* **EXERCISE PROMPT**
Check each line below for the word "Speedup", and copy those that have it.

########################################

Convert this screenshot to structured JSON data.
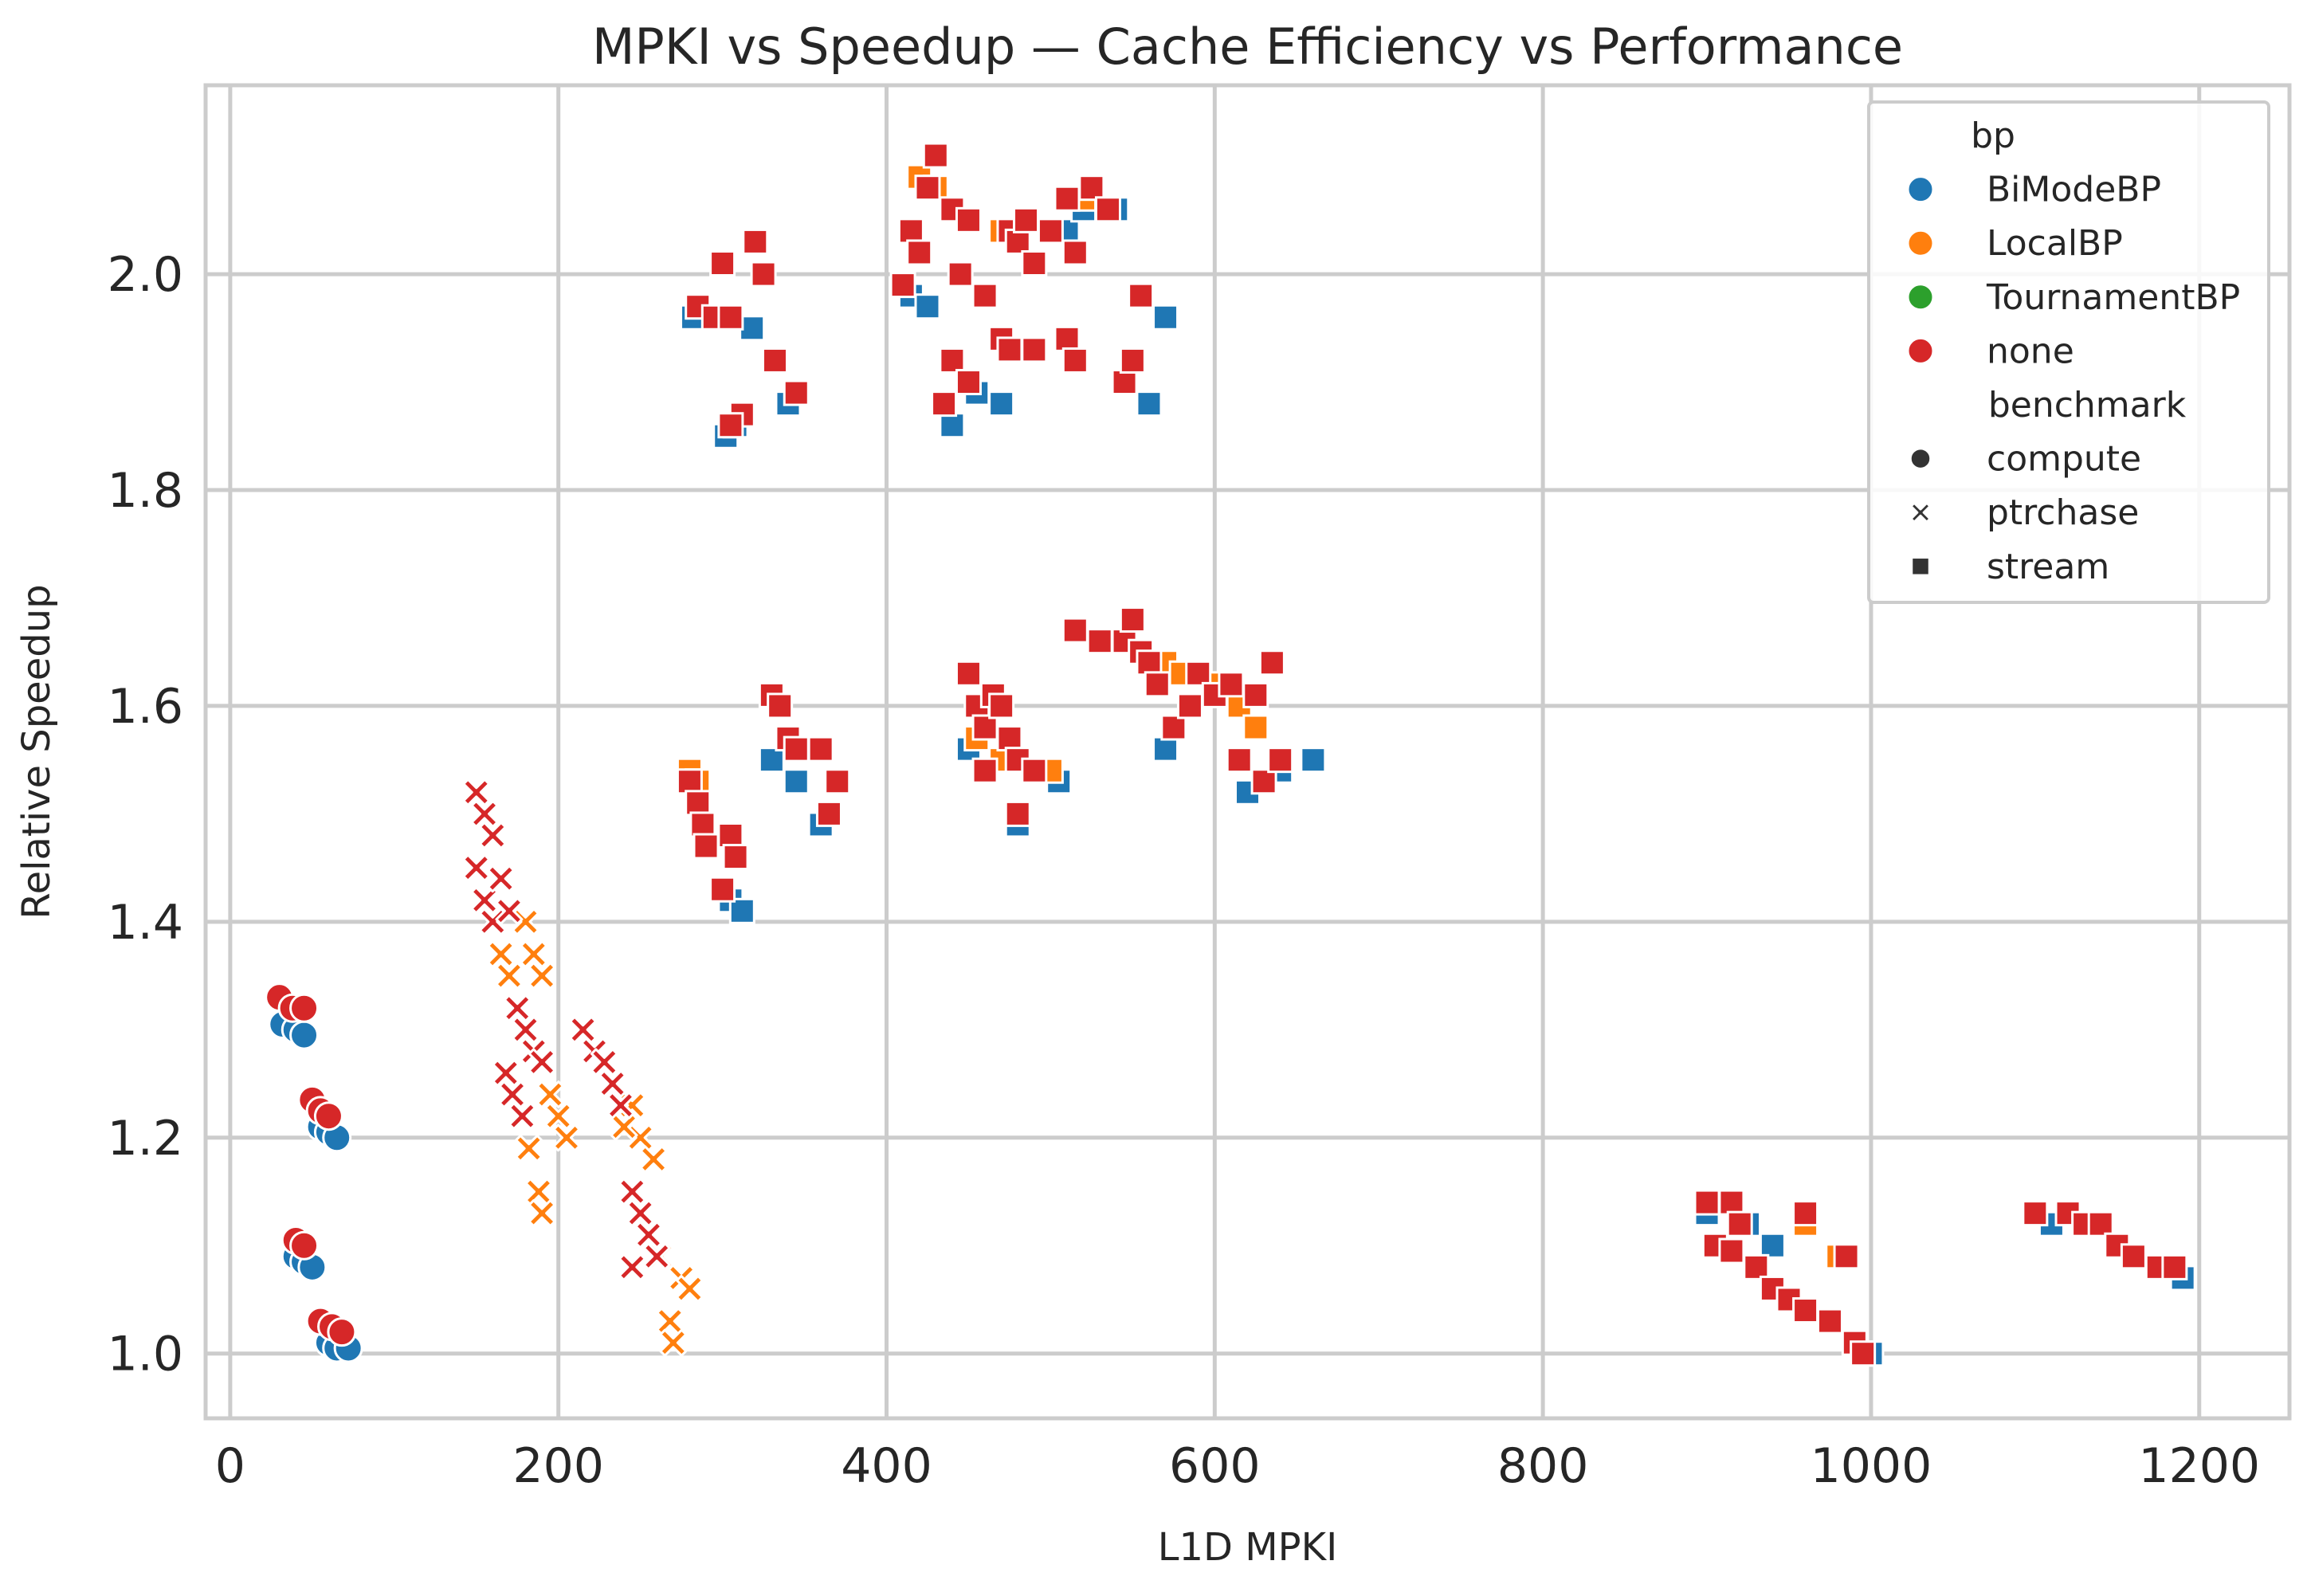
{
  "chart_data": {
    "type": "scatter",
    "title": "MPKI vs Speedup — Cache Efficiency vs Performance",
    "xlabel": "L1D MPKI",
    "ylabel": "Relative Speedup",
    "xlim": [
      -15,
      1255
    ],
    "ylim": [
      0.94,
      2.175
    ],
    "xticks": [
      0,
      200,
      400,
      600,
      800,
      1000,
      1200
    ],
    "yticks": [
      1.0,
      1.2,
      1.4,
      1.6,
      1.8,
      2.0
    ],
    "grid": true,
    "legend_position": "top-right",
    "legend": {
      "hue_title": "bp",
      "hue_entries": [
        {
          "name": "BiModeBP",
          "color": "#1f77b4"
        },
        {
          "name": "LocalBP",
          "color": "#ff7f0e"
        },
        {
          "name": "TournamentBP",
          "color": "#2ca02c"
        },
        {
          "name": "none",
          "color": "#d62728"
        }
      ],
      "style_title": "benchmark",
      "style_entries": [
        {
          "name": "compute",
          "marker": "circle"
        },
        {
          "name": "ptrchase",
          "marker": "x"
        },
        {
          "name": "stream",
          "marker": "square"
        }
      ]
    },
    "series": [
      {
        "bp": "BiModeBP",
        "benchmark": "compute",
        "color": "#1f77b4",
        "marker": "circle",
        "points": [
          [
            32,
            1.305
          ],
          [
            40,
            1.3
          ],
          [
            45,
            1.295
          ],
          [
            55,
            1.21
          ],
          [
            60,
            1.205
          ],
          [
            65,
            1.2
          ],
          [
            40,
            1.09
          ],
          [
            45,
            1.085
          ],
          [
            50,
            1.08
          ],
          [
            60,
            1.01
          ],
          [
            65,
            1.005
          ],
          [
            72,
            1.005
          ]
        ]
      },
      {
        "bp": "BiModeBP",
        "benchmark": "stream",
        "color": "#1f77b4",
        "marker": "square",
        "points": [
          [
            282,
            1.96
          ],
          [
            302,
            1.85
          ],
          [
            308,
            1.86
          ],
          [
            318,
            1.95
          ],
          [
            340,
            1.88
          ],
          [
            415,
            1.98
          ],
          [
            425,
            1.97
          ],
          [
            440,
            1.86
          ],
          [
            455,
            1.89
          ],
          [
            470,
            1.88
          ],
          [
            510,
            2.04
          ],
          [
            520,
            2.06
          ],
          [
            540,
            2.06
          ],
          [
            560,
            1.88
          ],
          [
            570,
            1.96
          ],
          [
            305,
            1.42
          ],
          [
            312,
            1.41
          ],
          [
            330,
            1.55
          ],
          [
            345,
            1.53
          ],
          [
            360,
            1.49
          ],
          [
            450,
            1.56
          ],
          [
            480,
            1.49
          ],
          [
            505,
            1.53
          ],
          [
            570,
            1.56
          ],
          [
            620,
            1.52
          ],
          [
            640,
            1.54
          ],
          [
            660,
            1.55
          ],
          [
            900,
            1.13
          ],
          [
            925,
            1.12
          ],
          [
            940,
            1.1
          ],
          [
            1000,
            1.0
          ],
          [
            1110,
            1.12
          ],
          [
            1150,
            1.1
          ],
          [
            1190,
            1.07
          ]
        ]
      },
      {
        "bp": "LocalBP",
        "benchmark": "ptrchase",
        "color": "#ff7f0e",
        "marker": "x",
        "points": [
          [
            165,
            1.37
          ],
          [
            170,
            1.35
          ],
          [
            180,
            1.4
          ],
          [
            185,
            1.37
          ],
          [
            190,
            1.35
          ],
          [
            182,
            1.19
          ],
          [
            188,
            1.15
          ],
          [
            195,
            1.24
          ],
          [
            200,
            1.22
          ],
          [
            205,
            1.2
          ],
          [
            245,
            1.23
          ],
          [
            250,
            1.2
          ],
          [
            258,
            1.18
          ],
          [
            262,
            1.09
          ],
          [
            268,
            1.03
          ],
          [
            270,
            1.01
          ],
          [
            275,
            1.07
          ],
          [
            280,
            1.06
          ],
          [
            190,
            1.13
          ],
          [
            240,
            1.21
          ]
        ]
      },
      {
        "bp": "LocalBP",
        "benchmark": "stream",
        "color": "#ff7f0e",
        "marker": "square",
        "points": [
          [
            420,
            2.09
          ],
          [
            430,
            2.08
          ],
          [
            470,
            2.04
          ],
          [
            520,
            2.07
          ],
          [
            280,
            1.54
          ],
          [
            285,
            1.53
          ],
          [
            455,
            1.57
          ],
          [
            470,
            1.55
          ],
          [
            500,
            1.54
          ],
          [
            570,
            1.64
          ],
          [
            580,
            1.63
          ],
          [
            600,
            1.62
          ],
          [
            615,
            1.6
          ],
          [
            625,
            1.58
          ],
          [
            960,
            1.12
          ],
          [
            980,
            1.09
          ]
        ]
      },
      {
        "bp": "none",
        "benchmark": "compute",
        "color": "#d62728",
        "marker": "circle",
        "points": [
          [
            30,
            1.33
          ],
          [
            38,
            1.32
          ],
          [
            45,
            1.32
          ],
          [
            50,
            1.235
          ],
          [
            55,
            1.225
          ],
          [
            60,
            1.22
          ],
          [
            40,
            1.105
          ],
          [
            45,
            1.1
          ],
          [
            55,
            1.03
          ],
          [
            62,
            1.025
          ],
          [
            68,
            1.02
          ]
        ]
      },
      {
        "bp": "none",
        "benchmark": "ptrchase",
        "color": "#d62728",
        "marker": "x",
        "points": [
          [
            150,
            1.52
          ],
          [
            155,
            1.5
          ],
          [
            160,
            1.48
          ],
          [
            150,
            1.45
          ],
          [
            155,
            1.42
          ],
          [
            160,
            1.4
          ],
          [
            165,
            1.44
          ],
          [
            170,
            1.41
          ],
          [
            175,
            1.32
          ],
          [
            180,
            1.3
          ],
          [
            185,
            1.28
          ],
          [
            190,
            1.27
          ],
          [
            168,
            1.26
          ],
          [
            172,
            1.24
          ],
          [
            178,
            1.22
          ],
          [
            215,
            1.3
          ],
          [
            222,
            1.28
          ],
          [
            228,
            1.27
          ],
          [
            233,
            1.25
          ],
          [
            238,
            1.23
          ],
          [
            245,
            1.15
          ],
          [
            250,
            1.13
          ],
          [
            255,
            1.11
          ],
          [
            260,
            1.09
          ],
          [
            245,
            1.08
          ]
        ]
      },
      {
        "bp": "none",
        "benchmark": "stream",
        "color": "#d62728",
        "marker": "square",
        "points": [
          [
            285,
            1.97
          ],
          [
            295,
            1.96
          ],
          [
            300,
            2.01
          ],
          [
            305,
            1.96
          ],
          [
            320,
            2.03
          ],
          [
            325,
            2.0
          ],
          [
            312,
            1.87
          ],
          [
            305,
            1.86
          ],
          [
            332,
            1.92
          ],
          [
            345,
            1.89
          ],
          [
            410,
            1.99
          ],
          [
            415,
            2.04
          ],
          [
            420,
            2.02
          ],
          [
            425,
            2.08
          ],
          [
            430,
            2.11
          ],
          [
            440,
            2.06
          ],
          [
            445,
            2.0
          ],
          [
            450,
            2.05
          ],
          [
            460,
            1.98
          ],
          [
            470,
            1.94
          ],
          [
            475,
            2.04
          ],
          [
            480,
            2.03
          ],
          [
            485,
            2.05
          ],
          [
            490,
            2.01
          ],
          [
            500,
            2.04
          ],
          [
            510,
            2.07
          ],
          [
            515,
            2.02
          ],
          [
            525,
            2.08
          ],
          [
            535,
            2.06
          ],
          [
            440,
            1.92
          ],
          [
            450,
            1.9
          ],
          [
            435,
            1.88
          ],
          [
            475,
            1.93
          ],
          [
            490,
            1.93
          ],
          [
            510,
            1.94
          ],
          [
            515,
            1.92
          ],
          [
            545,
            1.9
          ],
          [
            550,
            1.92
          ],
          [
            555,
            1.98
          ],
          [
            280,
            1.53
          ],
          [
            285,
            1.51
          ],
          [
            288,
            1.49
          ],
          [
            290,
            1.47
          ],
          [
            300,
            1.43
          ],
          [
            305,
            1.48
          ],
          [
            308,
            1.46
          ],
          [
            330,
            1.61
          ],
          [
            335,
            1.6
          ],
          [
            340,
            1.57
          ],
          [
            345,
            1.56
          ],
          [
            360,
            1.56
          ],
          [
            365,
            1.5
          ],
          [
            370,
            1.53
          ],
          [
            450,
            1.63
          ],
          [
            455,
            1.6
          ],
          [
            460,
            1.58
          ],
          [
            465,
            1.61
          ],
          [
            470,
            1.6
          ],
          [
            475,
            1.57
          ],
          [
            480,
            1.55
          ],
          [
            490,
            1.54
          ],
          [
            460,
            1.54
          ],
          [
            480,
            1.5
          ],
          [
            515,
            1.67
          ],
          [
            530,
            1.66
          ],
          [
            545,
            1.66
          ],
          [
            550,
            1.68
          ],
          [
            555,
            1.65
          ],
          [
            560,
            1.64
          ],
          [
            565,
            1.62
          ],
          [
            575,
            1.58
          ],
          [
            585,
            1.6
          ],
          [
            590,
            1.63
          ],
          [
            600,
            1.61
          ],
          [
            610,
            1.62
          ],
          [
            615,
            1.55
          ],
          [
            625,
            1.61
          ],
          [
            630,
            1.53
          ],
          [
            635,
            1.64
          ],
          [
            640,
            1.55
          ],
          [
            900,
            1.14
          ],
          [
            915,
            1.14
          ],
          [
            920,
            1.12
          ],
          [
            905,
            1.1
          ],
          [
            915,
            1.095
          ],
          [
            930,
            1.08
          ],
          [
            940,
            1.06
          ],
          [
            950,
            1.05
          ],
          [
            960,
            1.04
          ],
          [
            975,
            1.03
          ],
          [
            985,
            1.09
          ],
          [
            990,
            1.01
          ],
          [
            995,
            1.0
          ],
          [
            960,
            1.13
          ],
          [
            1100,
            1.13
          ],
          [
            1120,
            1.13
          ],
          [
            1130,
            1.12
          ],
          [
            1140,
            1.12
          ],
          [
            1150,
            1.1
          ],
          [
            1160,
            1.09
          ],
          [
            1175,
            1.08
          ],
          [
            1185,
            1.08
          ]
        ]
      }
    ]
  }
}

########################################

* **OUTPUT BELOW**
    "title": "MPKI vs Speedup — Cache Efficiency vs Performance",
    "ylabel": "Relative Speedup",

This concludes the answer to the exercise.